§ **Given exercise**: Restate the entries below verbatim.

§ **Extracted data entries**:
%%

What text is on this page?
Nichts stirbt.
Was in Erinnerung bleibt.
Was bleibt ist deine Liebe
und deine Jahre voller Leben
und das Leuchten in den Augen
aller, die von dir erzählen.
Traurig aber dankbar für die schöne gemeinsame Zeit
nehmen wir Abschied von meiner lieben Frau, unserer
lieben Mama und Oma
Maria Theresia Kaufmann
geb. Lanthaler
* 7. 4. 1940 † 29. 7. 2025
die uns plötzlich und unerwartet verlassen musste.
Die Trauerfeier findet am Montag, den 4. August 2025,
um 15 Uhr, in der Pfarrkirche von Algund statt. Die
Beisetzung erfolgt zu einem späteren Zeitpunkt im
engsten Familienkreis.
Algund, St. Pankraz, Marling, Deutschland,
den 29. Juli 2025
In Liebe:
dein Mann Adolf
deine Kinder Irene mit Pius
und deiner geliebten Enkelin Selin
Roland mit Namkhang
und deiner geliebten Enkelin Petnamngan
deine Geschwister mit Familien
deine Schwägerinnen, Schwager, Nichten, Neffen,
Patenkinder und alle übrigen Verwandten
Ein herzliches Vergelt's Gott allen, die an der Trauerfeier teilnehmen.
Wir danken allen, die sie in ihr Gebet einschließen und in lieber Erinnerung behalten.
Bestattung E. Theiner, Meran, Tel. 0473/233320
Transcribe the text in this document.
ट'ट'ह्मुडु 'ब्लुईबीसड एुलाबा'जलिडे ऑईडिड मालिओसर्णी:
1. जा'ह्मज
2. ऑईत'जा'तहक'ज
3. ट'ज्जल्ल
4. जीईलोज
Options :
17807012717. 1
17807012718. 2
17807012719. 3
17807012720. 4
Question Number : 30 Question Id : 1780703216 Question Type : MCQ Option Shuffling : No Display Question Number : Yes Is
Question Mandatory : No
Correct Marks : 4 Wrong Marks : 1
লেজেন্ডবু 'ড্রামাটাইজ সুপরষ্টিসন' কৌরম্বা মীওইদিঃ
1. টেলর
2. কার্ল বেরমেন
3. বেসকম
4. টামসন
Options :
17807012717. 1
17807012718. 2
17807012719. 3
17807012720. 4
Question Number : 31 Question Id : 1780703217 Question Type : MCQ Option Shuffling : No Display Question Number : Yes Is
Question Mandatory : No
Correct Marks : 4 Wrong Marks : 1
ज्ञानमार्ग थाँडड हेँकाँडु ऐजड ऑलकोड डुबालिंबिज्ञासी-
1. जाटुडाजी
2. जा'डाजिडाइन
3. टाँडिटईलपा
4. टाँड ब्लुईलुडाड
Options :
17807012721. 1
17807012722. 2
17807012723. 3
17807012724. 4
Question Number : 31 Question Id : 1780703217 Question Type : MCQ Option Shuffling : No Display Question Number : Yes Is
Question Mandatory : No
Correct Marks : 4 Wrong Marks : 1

%%

§ **Task response**:
What text is on this page?
Nichts stirbt.
Was in Erinnerung bleibt.
Was bleibt ist deine Liebe
und deine Jahre voller Leben
und das Leuchten in den Augen
aller, die von dir erzählen.
Traurig aber dankbar für die schöne gemeinsame Zeit
nehmen wir Abschied von meiner lieben Frau, unserer
lieben Mama und Oma
Maria Theresia Kaufmann
geb. Lanthaler
* 7. 4. 1940 † 29. 7. 2025
die uns plötzlich und unerwartet verlassen musste.
Die Trauerfeier findet am Montag, den 4. August 2025,
um 15 Uhr, in der Pfarrkirche von Algund statt. Die
Beisetzung erfolgt zu einem späteren Zeitpunkt im
engsten Familienkreis.
Algund, St. Pankraz, Marling, Deutschland,
den 29. Juli 2025
In Liebe:
dein Mann Adolf
deine Kinder Irene mit Pius
und deiner geliebten Enkelin Selin
Roland mit Namkhang
und deiner geliebten Enkelin Petnamngan
deine Geschwister mit Familien
deine Schwägerinnen, Schwager, Nichten, Neffen,
Patenkinder und alle übrigen Verwandten
Ein herzliches Vergelt's Gott allen, die an der Trauerfeier teilnehmen.
Wir danken allen, die sie in ihr Gebet einschließen und in lieber Erinnerung behalten.
Bestattung E. Theiner, Meran, Tel. 0473/233320
Transcribe the text in this document.
ट'ट'ह्मुडु 'ब्लुईबीसड एुलाबा'जलिडे ऑईडिड मालिओसर्णी:
1. जा'ह्मज
2. ऑईत'जा'तहक'ज
3. ट'ज्जल्ल
4. जीईलोज
Options :
17807012717. 1
17807012718. 2
17807012719. 3
17807012720. 4
Question Number : 30 Question Id : 1780703216 Question Type : MCQ Option Shuffling : No Display Question Number : Yes Is
Question Mandatory : No
Correct Marks : 4 Wrong Marks : 1
লেজেন্ডবু 'ড্রামাটাইজ সুপরষ্টিসন' কৌরম্বা মীওইদিঃ
1. টেলর
2. কার্ল বেরমেন
3. বেসকম
4. টামসন
Options :
17807012717. 1
17807012718. 2
17807012719. 3
17807012720. 4
Question Number : 31 Question Id : 1780703217 Question Type : MCQ Option Shuffling : No Display Question Number : Yes Is
Question Mandatory : No
Correct Marks : 4 Wrong Marks : 1
ज्ञानमार्ग थाँडड हेँकाँडु ऐजड ऑलकोड डुबालिंबिज्ञासी-
1. जाटुडाजी
2. जा'डाजिडाइन
3. टाँडिटईलपा
4. टाँड ब्लुईलुडाड
Options :
17807012721. 1
17807012722. 2
17807012723. 3
17807012724. 4
Question Number : 31 Question Id : 1780703217 Question Type : MCQ Option Shuffling : No Display Question Number : Yes Is
Question Mandatory : No
Correct Marks : 4 Wrong Marks : 1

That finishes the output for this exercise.